Aim of the task: Look through the listing for the word "научным". Copy each line that has it.

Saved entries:
* * * *
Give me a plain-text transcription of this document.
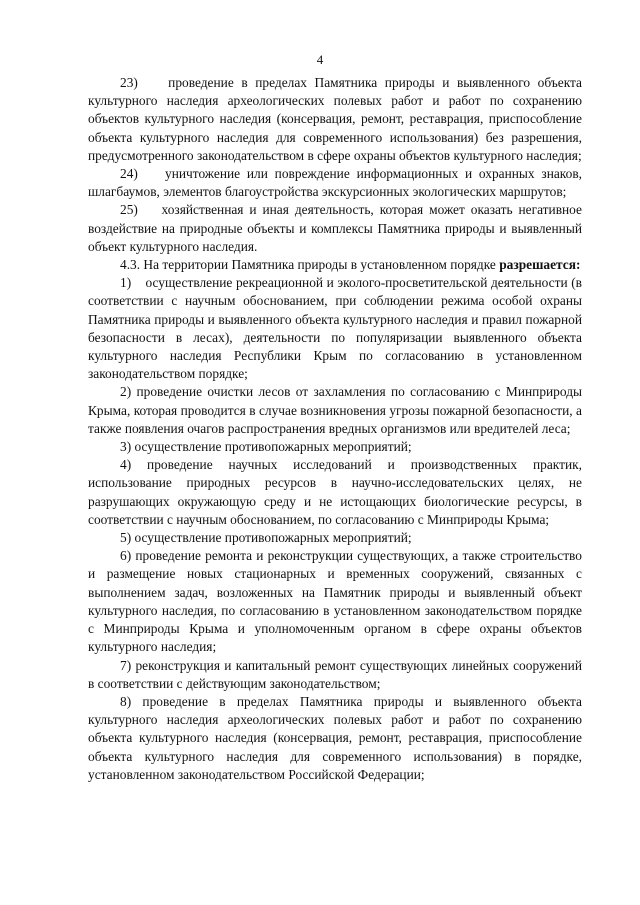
4

23)    проведение в пределах Памятника природы и выявленного объекта культурного наследия археологических полевых работ и работ по сохранению объектов культурного наследия (консервация, ремонт, реставрация, приспособление объекта культурного наследия для современного использования) без разрешения, предусмотренного законодательством в сфере охраны объектов культурного наследия;

24)    уничтожение или повреждение информационных и охранных знаков, шлагбаумов, элементов благоустройства экскурсионных экологических маршрутов;

25)    хозяйственная и иная деятельность, которая может оказать негативное воздействие на природные объекты и комплексы Памятника природы и выявленный объект культурного наследия.

4.3. На территории Памятника природы в установленном порядке разрешается:

1)    осуществление рекреационной и эколого-просветительской деятельности (в соответствии с научным обоснованием, при соблюдении режима особой охраны Памятника природы и выявленного объекта культурного наследия и правил пожарной безопасности в лесах), деятельности по популяризации выявленного объекта культурного наследия Республики Крым по согласованию в установленном законодательством порядке;

2) проведение очистки лесов от захламления по согласованию с Минприроды Крыма, которая проводится в случае возникновения угрозы пожарной безопасности, а также появления очагов распространения вредных организмов или вредителей леса;

3) осуществление противопожарных мероприятий;

4) проведение научных исследований и производственных практик, использование природных ресурсов в научно-исследовательских целях, не разрушающих окружающую среду и не истощающих биологические ресурсы, в соответствии с научным обоснованием, по согласованию с Минприроды Крыма;

5) осуществление противопожарных мероприятий;

6) проведение ремонта и реконструкции существующих, а также строительство и размещение новых стационарных и временных сооружений, связанных с выполнением задач, возложенных на Памятник природы и выявленный объект культурного наследия, по согласованию в установленном законодательством порядке с Минприроды Крыма и уполномоченным органом в сфере охраны объектов культурного наследия;

7) реконструкция и капитальный ремонт существующих линейных сооружений в соответствии с действующим законодательством;

8) проведение в пределах Памятника природы и выявленного объекта культурного наследия археологических полевых работ и работ по сохранению объекта культурного наследия (консервация, ремонт, реставрация, приспособление объекта культурного наследия для современного использования) в порядке, установленном законодательством Российской Федерации;
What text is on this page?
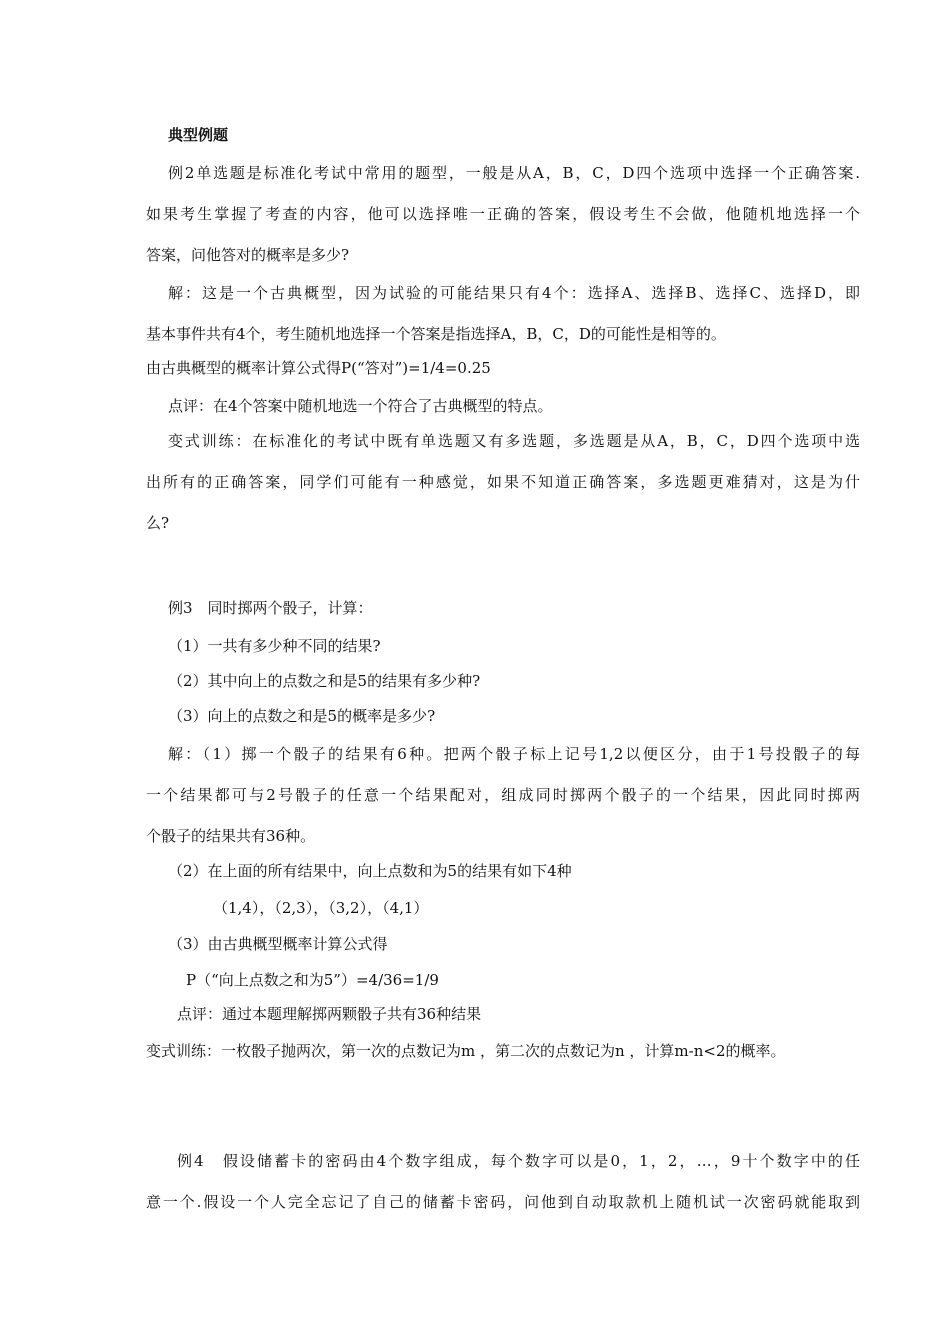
典型例题
例2单选题是标准化考试中常用的题型，一般是从A，B，C，D四个选项中选择一个正确答案.
如果考生掌握了考查的内容，他可以选择唯一正确的答案，假设考生不会做，他随机地选择一个
答案，问他答对的概率是多少?
解：这是一个古典概型，因为试验的可能结果只有4个：选择A、选择B、选择C、选择D，即
基本事件共有4个，考生随机地选择一个答案是指选择A，B，C，D的可能性是相等的。
由古典概型的概率计算公式得P(“答对”)=1/4=0.25
点评：在4个答案中随机地选一个符合了古典概型的特点。
变式训练：在标准化的考试中既有单选题又有多选题，多选题是从A，B，C，D四个选项中选
出所有的正确答案，同学们可能有一种感觉，如果不知道正确答案，多选题更难猜对，这是为什
么?
例3　同时掷两个骰子，计算：
（1）一共有多少种不同的结果?
（2）其中向上的点数之和是5的结果有多少种?
（3）向上的点数之和是5的概率是多少?
解：（1）掷一个骰子的结果有6种。把两个骰子标上记号1,2以便区分，由于1号投骰子的每
一个结果都可与2号骰子的任意一个结果配对，组成同时掷两个骰子的一个结果，因此同时掷两
个骰子的结果共有36种。
（2）在上面的所有结果中，向上点数和为5的结果有如下4种
（1,4），（2,3），（3,2），（4,1）
（3）由古典概型概率计算公式得
P（“向上点数之和为5”）=4/36=1/9
点评：通过本题理解掷两颗骰子共有36种结果
变式训练：一枚骰子抛两次，第一次的点数记为m ，第二次的点数记为n ，计算m-n<2的概率。
例4　假设储蓄卡的密码由4个数字组成，每个数字可以是0，1，2，…，9十个数字中的任
意一个.假设一个人完全忘记了自己的储蓄卡密码，问他到自动取款机上随机试一次密码就能取到
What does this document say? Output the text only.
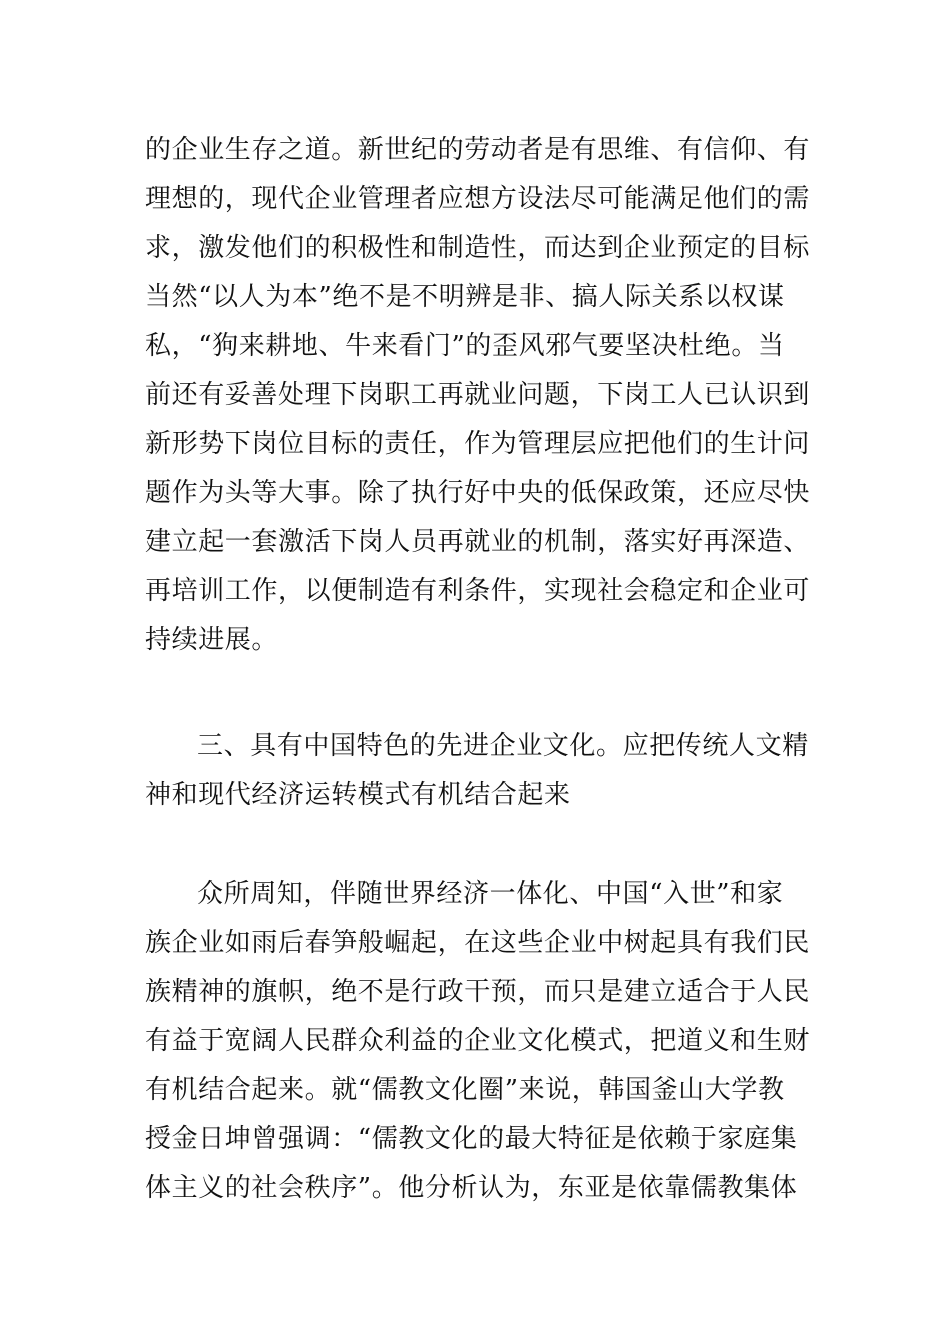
的企业生存之道。新世纪的劳动者是有思维、有信仰、有
理想的，现代企业管理者应想方设法尽可能满足他们的需
求，激发他们的积极性和制造性，而达到企业预定的目标
当然“以人为本”绝不是不明辨是非、搞人际关系以权谋
私，“狗来耕地、牛来看门”的歪风邪气要坚决杜绝。当
前还有妥善处理下岗职工再就业问题，下岗工人已认识到
新形势下岗位目标的责任，作为管理层应把他们的生计问
题作为头等大事。除了执行好中央的低保政策，还应尽快
建立起一套激活下岗人员再就业的机制，落实好再深造、
再培训工作，以便制造有利条件，实现社会稳定和企业可
持续进展。
三、具有中国特色的先进企业文化。应把传统人文精
神和现代经济运转模式有机结合起来
众所周知，伴随世界经济一体化、中国“入世”和家
族企业如雨后春笋般崛起，在这些企业中树起具有我们民
族精神的旗帜，绝不是行政干预，而只是建立适合于人民
有益于宽阔人民群众利益的企业文化模式，把道义和生财
有机结合起来。就“儒教文化圈”来说，韩国釜山大学教
授金日坤曾强调：“儒教文化的最大特征是依赖于家庭集
体主义的社会秩序”。他分析认为，东亚是依靠儒教集体
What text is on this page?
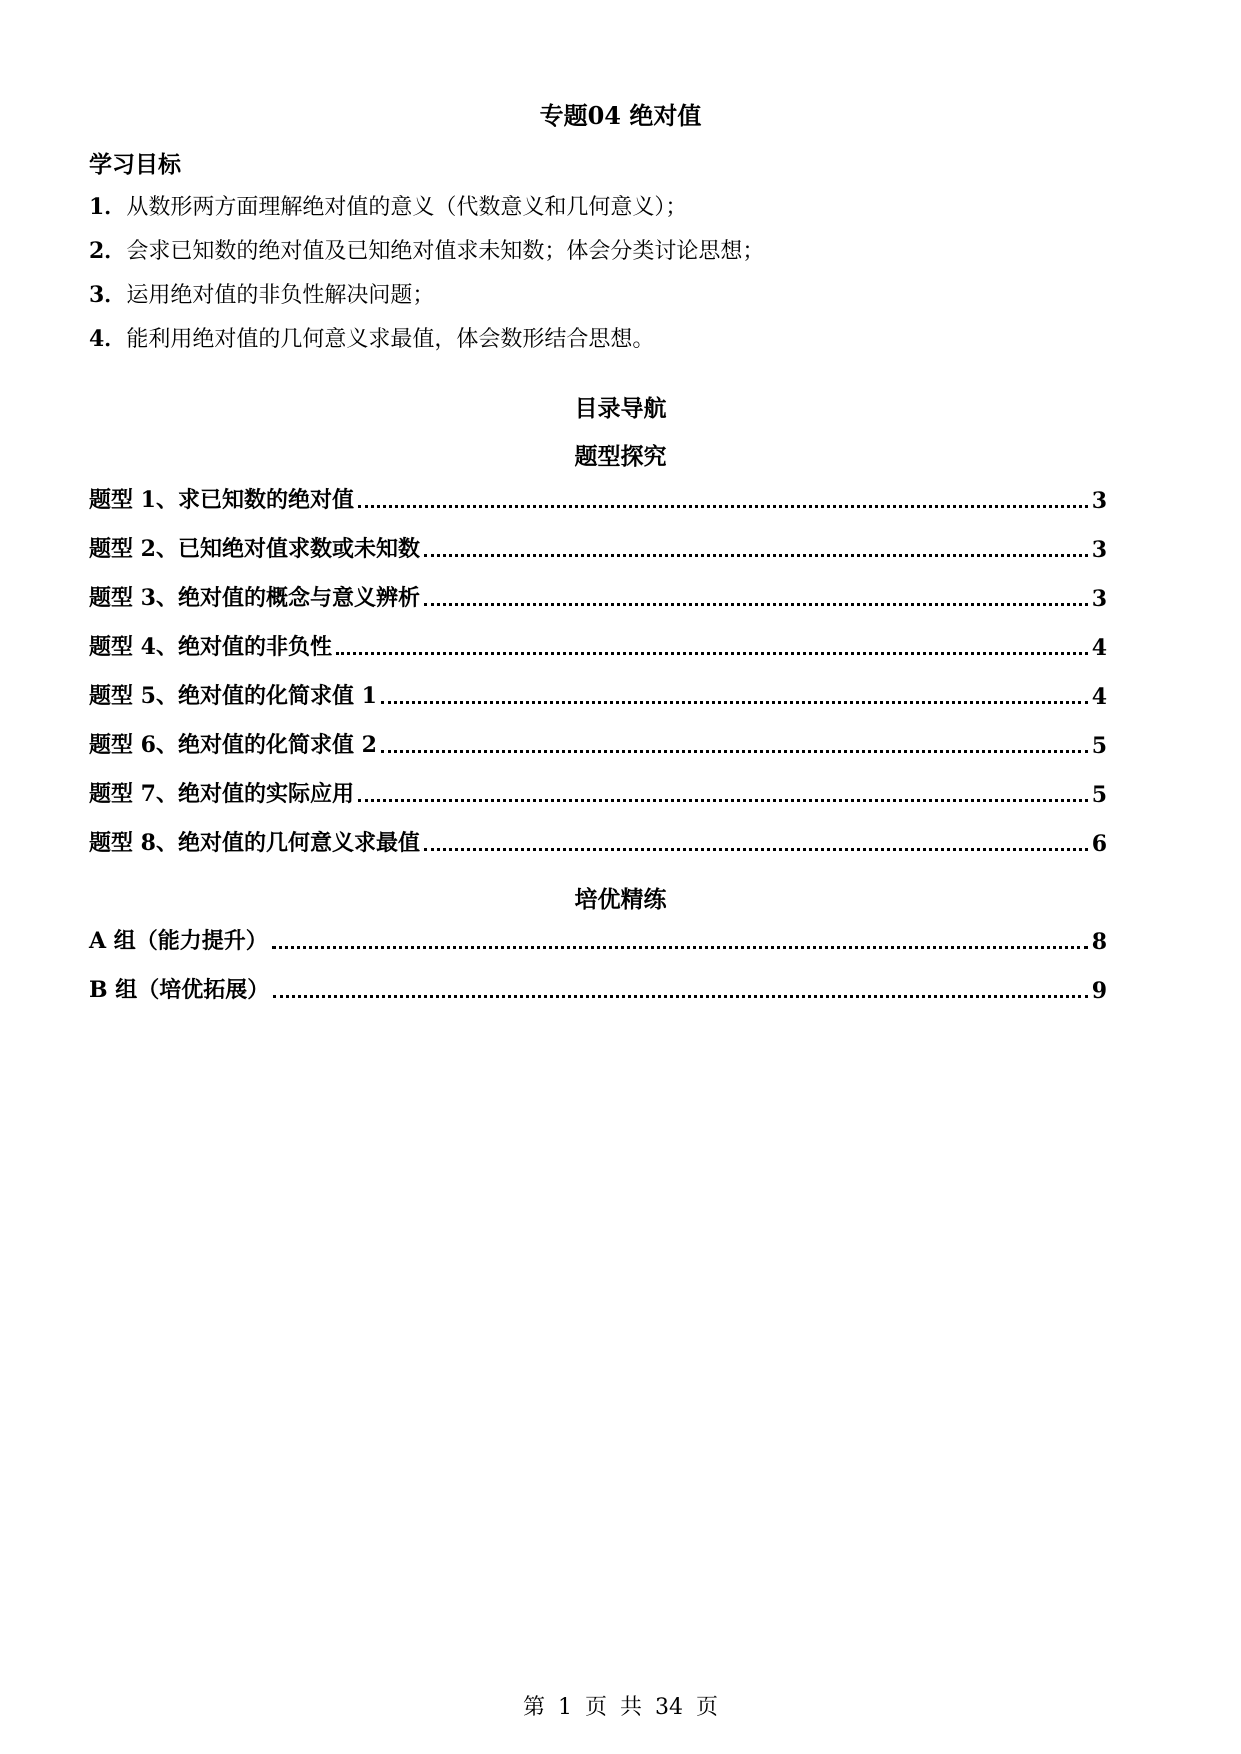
专题04 绝对值
学习目标
1．从数形两方面理解绝对值的意义（代数意义和几何意义）；
2．会求已知数的绝对值及已知绝对值求未知数；体会分类讨论思想；
3．运用绝对值的非负性解决问题；
4．能利用绝对值的几何意义求最值，体会数形结合思想。
目录导航
题型探究
题型 1、求已知数的绝对值	3
题型 2、已知绝对值求数或未知数	3
题型 3、绝对值的概念与意义辨析	3
题型 4、绝对值的非负性	4
题型 5、绝对值的化简求值 1	4
题型 6、绝对值的化简求值 2	5
题型 7、绝对值的实际应用	5
题型 8、绝对值的几何意义求最值	6
培优精练
A 组（能力提升）	8
B 组（培优拓展）	9
第 1 页 共 34 页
* * * *
Exercise output:
1)    осуществление рекреационной и эколого-просветительской деятельности (в соответствии с научным обоснованием, при соблюдении режима особой охраны Памятника природы и выявленного объекта культурного наследия и правил пожарной безопасности в лесах), деятельности по популяризации выявленного объекта культурного наследия Республики Крым по согласованию в установленном законодательством порядке;
4) проведение научных исследований и производственных практик, использование природных ресурсов в научно-исследовательских целях, не разрушающих окружающую среду и не истощающих биологические ресурсы, в соответствии с научным обоснованием, по согласованию с Минприроды Крыма;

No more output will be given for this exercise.